● **Data records**:
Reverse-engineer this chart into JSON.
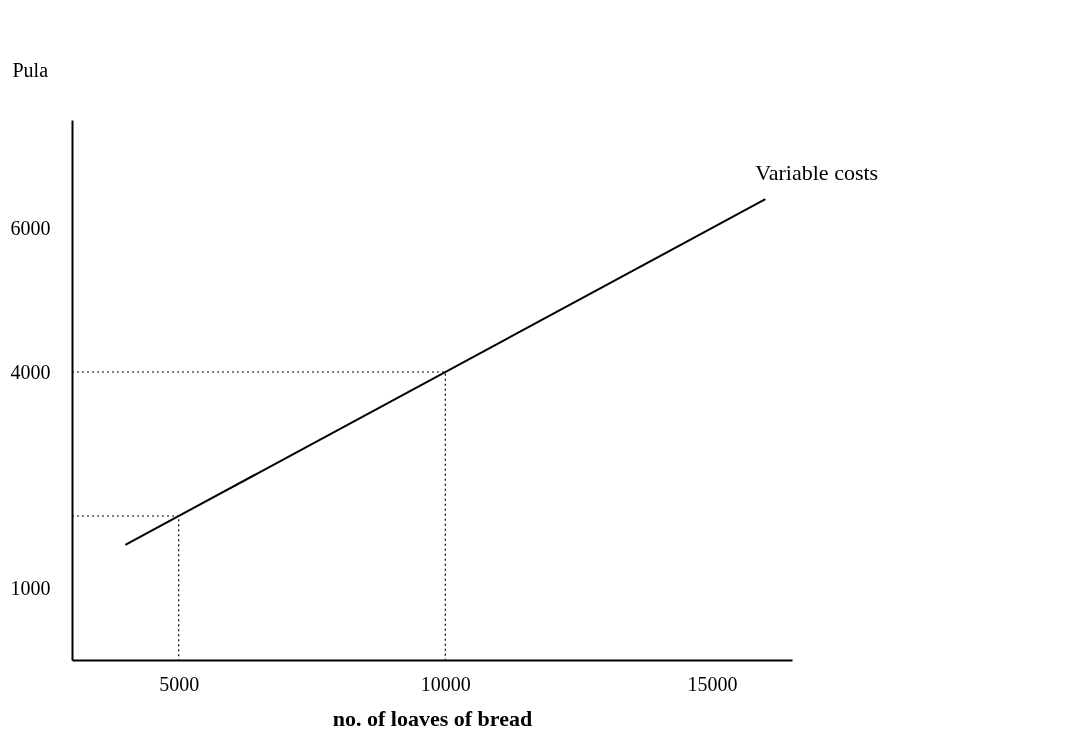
{
  "chart_data": {
    "type": "line",
    "xlabel": "no. of loaves of bread",
    "ylabel": "Pula",
    "xlim": [
      3000,
      16500
    ],
    "ylim": [
      0,
      7500
    ],
    "xticks": [
      5000,
      10000,
      15000
    ],
    "yticks": [
      1000,
      4000,
      6000
    ],
    "grid": false,
    "legend": false,
    "marker": "none",
    "series": [
      {
        "name": "Variable costs",
        "color": "#000000",
        "line_style": "solid",
        "x": [
          4000,
          16000
        ],
        "values": [
          1600,
          6400
        ]
      },
      {
        "color": "#000000",
        "line_style": "dotted",
        "x": [
          3000,
          10000,
          10000
        ],
        "values": [
          4000,
          4000,
          0
        ]
      },
      {
        "color": "#000000",
        "line_style": "dotted",
        "x": [
          3000,
          5000,
          5000
        ],
        "values": [
          2000,
          2000,
          0
        ]
      }
    ]
  }
}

● **What the exercise asks**:
All records above are to be printed exactly, minus the pictures they contain.

● **Result**:
Reverse-engineer this chart into JSON.
{
  "chart_data": {
    "type": "line",
    "xlabel": "no. of loaves of bread",
    "ylabel": "Pula",
    "xlim": [
      3000,
      16500
    ],
    "ylim": [
      0,
      7500
    ],
    "xticks": [
      5000,
      10000,
      15000
    ],
    "yticks": [
      1000,
      4000,
      6000
    ],
    "grid": false,
    "legend": false,
    "marker": "none",
    "series": [
      {
        "name": "Variable costs",
        "color": "#000000",
        "line_style": "solid",
        "x": [
          4000,
          16000
        ],
        "values": [
          1600,
          6400
        ]
      },
      {
        "color": "#000000",
        "line_style": "dotted",
        "x": [
          3000,
          10000,
          10000
        ],
        "values": [
          4000,
          4000,
          0
        ]
      },
      {
        "color": "#000000",
        "line_style": "dotted",
        "x": [
          3000,
          5000,
          5000
        ],
        "values": [
          2000,
          2000,
          0
        ]
      }
    ]
  }
}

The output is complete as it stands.